Problem to solve → Pull each line holding "title" out of the entries below.

Data to process →
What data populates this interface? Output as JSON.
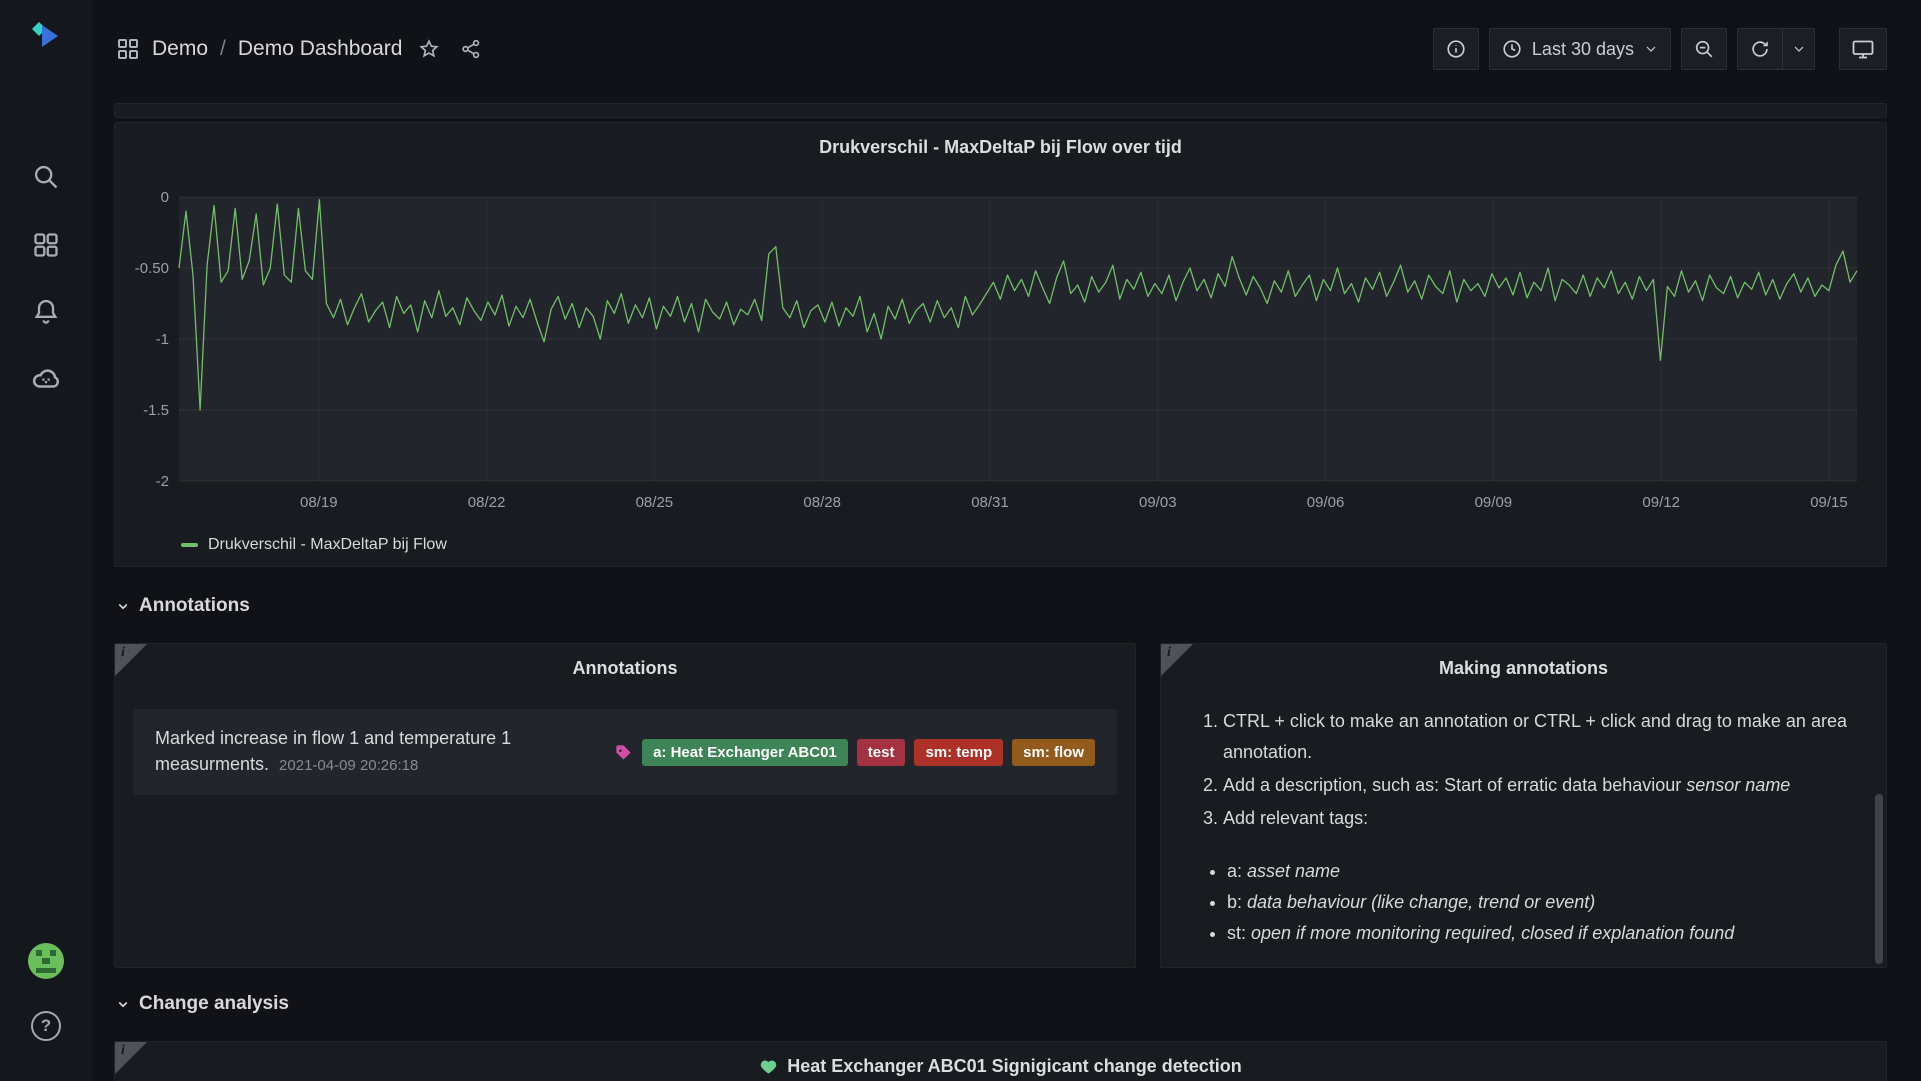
{
  "nav": {
    "breadcrumb_root": "Demo",
    "breadcrumb_sep": "/",
    "breadcrumb_current": "Demo Dashboard",
    "time_range": "Last 30 days"
  },
  "icons": {
    "help_glyph": "?"
  },
  "colors": {
    "series_green": "#73bf69",
    "heart_green": "#6fcf8f",
    "tag_icon_pink": "#cf4fa8"
  },
  "rows": {
    "annotations_label": "Annotations",
    "change_label": "Change analysis"
  },
  "panels": {
    "annotations": {
      "title": "Annotations",
      "items": [
        {
          "text": "Marked increase in flow 1 and temperature 1 measurments.",
          "timestamp": "2021-04-09 20:26:18",
          "tags": [
            {
              "label": "a: Heat Exchanger ABC01",
              "color": "#3d8456"
            },
            {
              "label": "test",
              "color": "#a53241"
            },
            {
              "label": "sm: temp",
              "color": "#ad3127"
            },
            {
              "label": "sm: flow",
              "color": "#925a1c"
            }
          ]
        }
      ]
    },
    "making_annotations": {
      "title": "Making annotations",
      "ordered": [
        {
          "segments": [
            {
              "t": "CTRL + click to make an annotation or CTRL + click and drag to make an area annotation."
            }
          ]
        },
        {
          "segments": [
            {
              "t": "Add a description, such as: Start of erratic data behaviour "
            },
            {
              "t": "sensor name",
              "i": true
            }
          ]
        },
        {
          "segments": [
            {
              "t": "Add relevant tags:"
            }
          ]
        }
      ],
      "bullets": [
        {
          "segments": [
            {
              "t": "a: "
            },
            {
              "t": "asset name",
              "i": true
            }
          ]
        },
        {
          "segments": [
            {
              "t": "b: "
            },
            {
              "t": "data behaviour (like change, trend or event)",
              "i": true
            }
          ]
        },
        {
          "segments": [
            {
              "t": "st: "
            },
            {
              "t": "open if more monitoring required, closed if explanation found",
              "i": true
            }
          ]
        }
      ]
    },
    "change_panel": {
      "title": "Heat Exchanger ABC01 Signigicant change detection"
    }
  },
  "chart_data": {
    "type": "line",
    "title": "Drukverschil - MaxDeltaP bij Flow over tijd",
    "xlabel": "",
    "ylabel": "",
    "ylim": [
      -2,
      0
    ],
    "grid": true,
    "legend_position": "bottom-left",
    "y_ticks": [
      {
        "label": "0",
        "v": 0
      },
      {
        "label": "-0.50",
        "v": -0.5
      },
      {
        "label": "-1",
        "v": -1
      },
      {
        "label": "-1.5",
        "v": -1.5
      },
      {
        "label": "-2",
        "v": -2
      }
    ],
    "x_ticks": [
      {
        "label": "08/19",
        "f": 0.0833
      },
      {
        "label": "08/22",
        "f": 0.1833
      },
      {
        "label": "08/25",
        "f": 0.2833
      },
      {
        "label": "08/28",
        "f": 0.3833
      },
      {
        "label": "08/31",
        "f": 0.4833
      },
      {
        "label": "09/03",
        "f": 0.5833
      },
      {
        "label": "09/06",
        "f": 0.6833
      },
      {
        "label": "09/09",
        "f": 0.7833
      },
      {
        "label": "09/12",
        "f": 0.8833
      },
      {
        "label": "09/15",
        "f": 0.9833
      }
    ],
    "series": [
      {
        "name": "Drukverschil - MaxDeltaP bij Flow",
        "color": "#73bf69",
        "values": [
          -0.5,
          -0.1,
          -0.55,
          -1.5,
          -0.48,
          -0.06,
          -0.6,
          -0.52,
          -0.08,
          -0.58,
          -0.45,
          -0.12,
          -0.62,
          -0.5,
          -0.05,
          -0.55,
          -0.6,
          -0.08,
          -0.52,
          -0.58,
          -0.02,
          -0.75,
          -0.85,
          -0.72,
          -0.9,
          -0.78,
          -0.68,
          -0.88,
          -0.8,
          -0.74,
          -0.92,
          -0.7,
          -0.82,
          -0.76,
          -0.95,
          -0.73,
          -0.85,
          -0.66,
          -0.84,
          -0.78,
          -0.9,
          -0.71,
          -0.8,
          -0.87,
          -0.74,
          -0.83,
          -0.69,
          -0.91,
          -0.77,
          -0.85,
          -0.72,
          -0.88,
          -1.02,
          -0.79,
          -0.7,
          -0.86,
          -0.75,
          -0.92,
          -0.78,
          -0.84,
          -1.0,
          -0.73,
          -0.82,
          -0.68,
          -0.89,
          -0.76,
          -0.85,
          -0.71,
          -0.93,
          -0.77,
          -0.84,
          -0.7,
          -0.88,
          -0.75,
          -0.95,
          -0.72,
          -0.81,
          -0.86,
          -0.74,
          -0.9,
          -0.79,
          -0.83,
          -0.72,
          -0.87,
          -0.4,
          -0.35,
          -0.78,
          -0.85,
          -0.73,
          -0.92,
          -0.8,
          -0.76,
          -0.88,
          -0.74,
          -0.91,
          -0.78,
          -0.84,
          -0.7,
          -0.95,
          -0.82,
          -1.0,
          -0.77,
          -0.86,
          -0.72,
          -0.89,
          -0.8,
          -0.75,
          -0.88,
          -0.73,
          -0.85,
          -0.78,
          -0.92,
          -0.7,
          -0.83,
          -0.76,
          -0.68,
          -0.6,
          -0.72,
          -0.55,
          -0.66,
          -0.58,
          -0.7,
          -0.52,
          -0.64,
          -0.75,
          -0.57,
          -0.45,
          -0.68,
          -0.62,
          -0.74,
          -0.56,
          -0.67,
          -0.6,
          -0.48,
          -0.72,
          -0.58,
          -0.65,
          -0.53,
          -0.7,
          -0.61,
          -0.68,
          -0.55,
          -0.73,
          -0.6,
          -0.5,
          -0.66,
          -0.58,
          -0.71,
          -0.54,
          -0.63,
          -0.42,
          -0.57,
          -0.69,
          -0.56,
          -0.64,
          -0.75,
          -0.59,
          -0.67,
          -0.52,
          -0.7,
          -0.62,
          -0.55,
          -0.73,
          -0.58,
          -0.66,
          -0.5,
          -0.68,
          -0.61,
          -0.74,
          -0.57,
          -0.65,
          -0.53,
          -0.7,
          -0.6,
          -0.48,
          -0.67,
          -0.59,
          -0.72,
          -0.55,
          -0.63,
          -0.68,
          -0.52,
          -0.74,
          -0.58,
          -0.66,
          -0.61,
          -0.7,
          -0.54,
          -0.64,
          -0.57,
          -0.69,
          -0.53,
          -0.71,
          -0.6,
          -0.66,
          -0.5,
          -0.73,
          -0.58,
          -0.62,
          -0.68,
          -0.55,
          -0.7,
          -0.57,
          -0.64,
          -0.52,
          -0.68,
          -0.6,
          -0.72,
          -0.56,
          -0.66,
          -0.58,
          -1.15,
          -0.63,
          -0.7,
          -0.52,
          -0.67,
          -0.59,
          -0.73,
          -0.55,
          -0.64,
          -0.68,
          -0.56,
          -0.71,
          -0.6,
          -0.65,
          -0.53,
          -0.69,
          -0.58,
          -0.72,
          -0.61,
          -0.54,
          -0.67,
          -0.57,
          -0.7,
          -0.62,
          -0.66,
          -0.48,
          -0.38,
          -0.6,
          -0.52
        ]
      }
    ]
  }
}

Expected output →
      "title": "Annotations",
      "title": "Making annotations",
      "title": "Heat Exchanger ABC01 Signigicant change detection"
    "title": "Drukverschil - MaxDeltaP bij Flow over tijd",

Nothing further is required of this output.